[Records from a data collection]
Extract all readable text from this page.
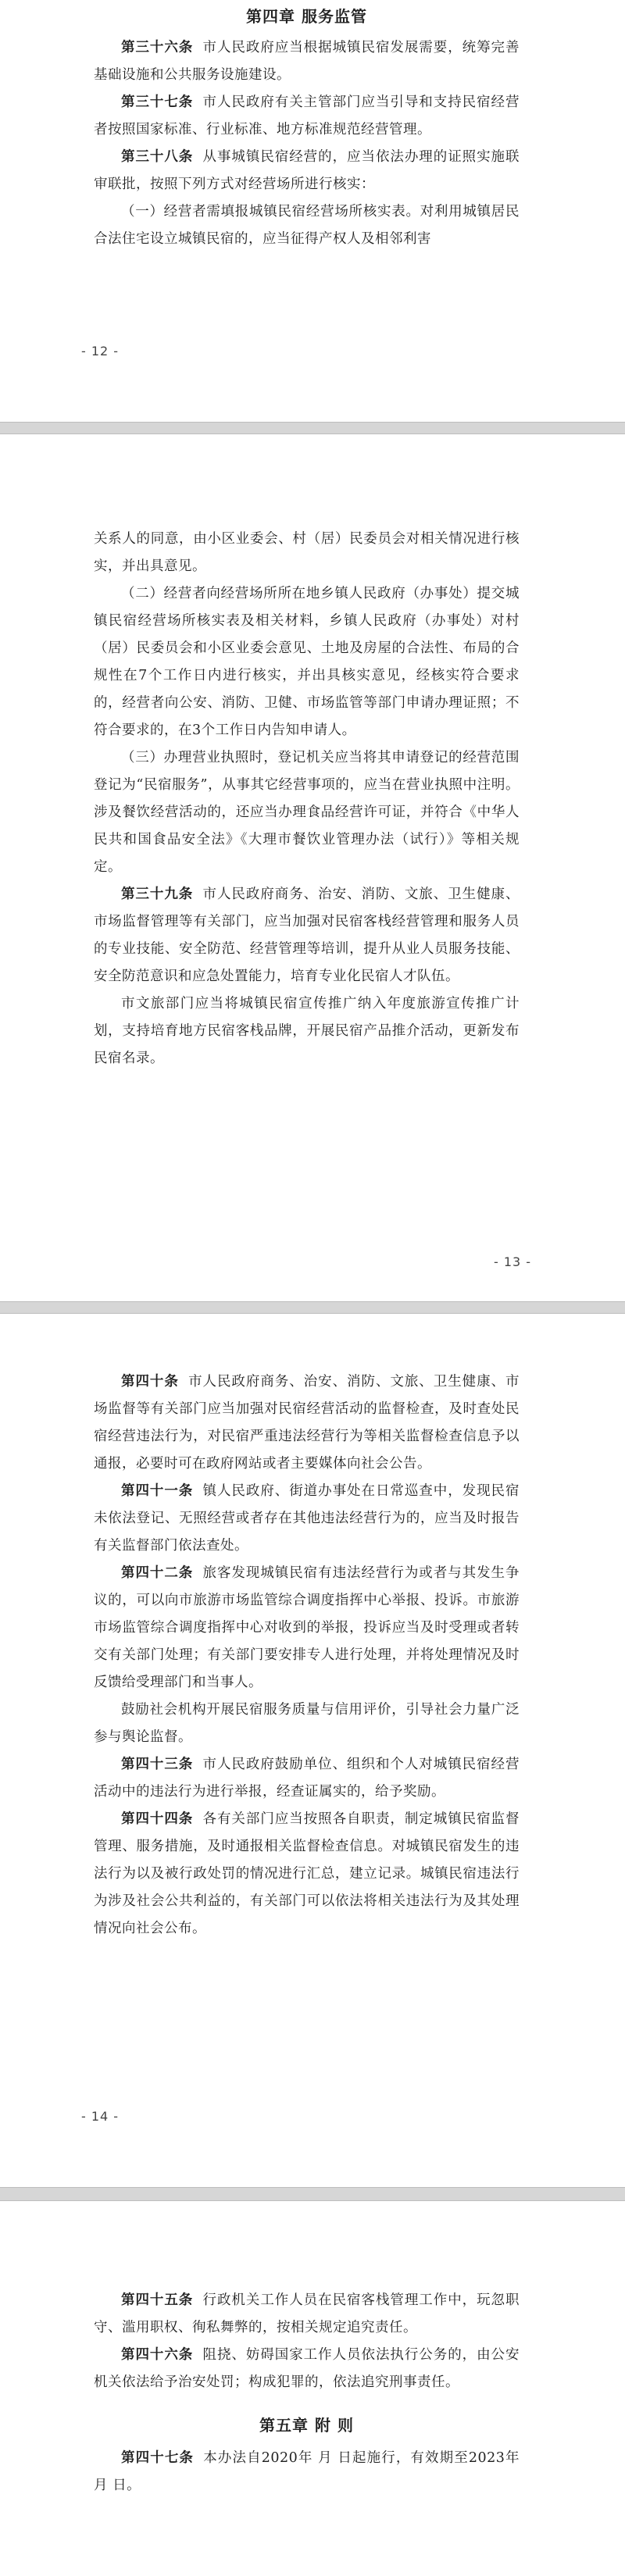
第四章 服务监管

第三十六条 市人民政府应当根据城镇民宿发展需要，统筹完善基础设施和公共服务设施建设。

第三十七条 市人民政府有关主管部门应当引导和支持民宿经营者按照国家标准、行业标准、地方标准规范经营管理。

第三十八条 从事城镇民宿经营的，应当依法办理的证照实施联审联批，按照下列方式对经营场所进行核实：

（一）经营者需填报城镇民宿经营场所核实表。对利用城镇居民合法住宅设立城镇民宿的，应当征得产权人及相邻利害

- 12 -

关系人的同意，由小区业委会、村（居）民委员会对相关情况进行核实，并出具意见。

（二）经营者向经营场所所在地乡镇人民政府（办事处）提交城镇民宿经营场所核实表及相关材料，乡镇人民政府（办事处）对村（居）民委员会和小区业委会意见、土地及房屋的合法性、布局的合规性在7个工作日内进行核实，并出具核实意见，经核实符合要求的，经营者向公安、消防、卫健、市场监管等部门申请办理证照；不符合要求的，在3个工作日内告知申请人。

（三）办理营业执照时，登记机关应当将其申请登记的经营范围登记为“民宿服务”，从事其它经营事项的，应当在营业执照中注明。涉及餐饮经营活动的，还应当办理食品经营许可证，并符合《中华人民共和国食品安全法》《大理市餐饮业管理办法（试行）》等相关规定。

第三十九条 市人民政府商务、治安、消防、文旅、卫生健康、市场监督管理等有关部门，应当加强对民宿客栈经营管理和服务人员的专业技能、安全防范、经营管理等培训，提升从业人员服务技能、安全防范意识和应急处置能力，培育专业化民宿人才队伍。

市文旅部门应当将城镇民宿宣传推广纳入年度旅游宣传推广计划，支持培育地方民宿客栈品牌，开展民宿产品推介活动，更新发布民宿名录。

- 13 -

第四十条 市人民政府商务、治安、消防、文旅、卫生健康、市场监督等有关部门应当加强对民宿经营活动的监督检查，及时查处民宿经营违法行为，对民宿严重违法经营行为等相关监督检查信息予以通报，必要时可在政府网站或者主要媒体向社会公告。

第四十一条 镇人民政府、街道办事处在日常巡查中，发现民宿未依法登记、无照经营或者存在其他违法经营行为的，应当及时报告有关监督部门依法查处。

第四十二条 旅客发现城镇民宿有违法经营行为或者与其发生争议的，可以向市旅游市场监管综合调度指挥中心举报、投诉。市旅游市场监管综合调度指挥中心对收到的举报，投诉应当及时受理或者转交有关部门处理；有关部门要安排专人进行处理，并将处理情况及时反馈给受理部门和当事人。

鼓励社会机构开展民宿服务质量与信用评价，引导社会力量广泛参与舆论监督。

第四十三条 市人民政府鼓励单位、组织和个人对城镇民宿经营活动中的违法行为进行举报，经查证属实的，给予奖励。

第四十四条 各有关部门应当按照各自职责，制定城镇民宿监督管理、服务措施，及时通报相关监督检查信息。对城镇民宿发生的违法行为以及被行政处罚的情况进行汇总，建立记录。城镇民宿违法行为涉及社会公共利益的，有关部门可以依法将相关违法行为及其处理情况向社会公布。

- 14 -

第四十五条 行政机关工作人员在民宿客栈管理工作中，玩忽职守、滥用职权、徇私舞弊的，按相关规定追究责任。

第四十六条 阻挠、妨碍国家工作人员依法执行公务的，由公安机关依法给予治安处罚；构成犯罪的，依法追究刑事责任。

第五章 附 则

第四十七条 本办法自2020年 月 日起施行，有效期至2023年 月 日。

### YOUR GOAL
Quote in full the listing given above; the images are to be left out.

### RESULT BELOW
Extract all readable text from this page.
第四章 服务监管

第三十六条 市人民政府应当根据城镇民宿发展需要，统筹完善基础设施和公共服务设施建设。

第三十七条 市人民政府有关主管部门应当引导和支持民宿经营者按照国家标准、行业标准、地方标准规范经营管理。

第三十八条 从事城镇民宿经营的，应当依法办理的证照实施联审联批，按照下列方式对经营场所进行核实：

（一）经营者需填报城镇民宿经营场所核实表。对利用城镇居民合法住宅设立城镇民宿的，应当征得产权人及相邻利害

- 12 -

关系人的同意，由小区业委会、村（居）民委员会对相关情况进行核实，并出具意见。

（二）经营者向经营场所所在地乡镇人民政府（办事处）提交城镇民宿经营场所核实表及相关材料，乡镇人民政府（办事处）对村（居）民委员会和小区业委会意见、土地及房屋的合法性、布局的合规性在7个工作日内进行核实，并出具核实意见，经核实符合要求的，经营者向公安、消防、卫健、市场监管等部门申请办理证照；不符合要求的，在3个工作日内告知申请人。

（三）办理营业执照时，登记机关应当将其申请登记的经营范围登记为“民宿服务”，从事其它经营事项的，应当在营业执照中注明。涉及餐饮经营活动的，还应当办理食品经营许可证，并符合《中华人民共和国食品安全法》《大理市餐饮业管理办法（试行）》等相关规定。

第三十九条 市人民政府商务、治安、消防、文旅、卫生健康、市场监督管理等有关部门，应当加强对民宿客栈经营管理和服务人员的专业技能、安全防范、经营管理等培训，提升从业人员服务技能、安全防范意识和应急处置能力，培育专业化民宿人才队伍。

市文旅部门应当将城镇民宿宣传推广纳入年度旅游宣传推广计划，支持培育地方民宿客栈品牌，开展民宿产品推介活动，更新发布民宿名录。

- 13 -

第四十条 市人民政府商务、治安、消防、文旅、卫生健康、市场监督等有关部门应当加强对民宿经营活动的监督检查，及时查处民宿经营违法行为，对民宿严重违法经营行为等相关监督检查信息予以通报，必要时可在政府网站或者主要媒体向社会公告。

第四十一条 镇人民政府、街道办事处在日常巡查中，发现民宿未依法登记、无照经营或者存在其他违法经营行为的，应当及时报告有关监督部门依法查处。

第四十二条 旅客发现城镇民宿有违法经营行为或者与其发生争议的，可以向市旅游市场监管综合调度指挥中心举报、投诉。市旅游市场监管综合调度指挥中心对收到的举报，投诉应当及时受理或者转交有关部门处理；有关部门要安排专人进行处理，并将处理情况及时反馈给受理部门和当事人。

鼓励社会机构开展民宿服务质量与信用评价，引导社会力量广泛参与舆论监督。

第四十三条 市人民政府鼓励单位、组织和个人对城镇民宿经营活动中的违法行为进行举报，经查证属实的，给予奖励。

第四十四条 各有关部门应当按照各自职责，制定城镇民宿监督管理、服务措施，及时通报相关监督检查信息。对城镇民宿发生的违法行为以及被行政处罚的情况进行汇总，建立记录。城镇民宿违法行为涉及社会公共利益的，有关部门可以依法将相关违法行为及其处理情况向社会公布。

- 14 -

第四十五条 行政机关工作人员在民宿客栈管理工作中，玩忽职守、滥用职权、徇私舞弊的，按相关规定追究责任。

第四十六条 阻挠、妨碍国家工作人员依法执行公务的，由公安机关依法给予治安处罚；构成犯罪的，依法追究刑事责任。

第五章 附 则

第四十七条 本办法自2020年 月 日起施行，有效期至2023年 月 日。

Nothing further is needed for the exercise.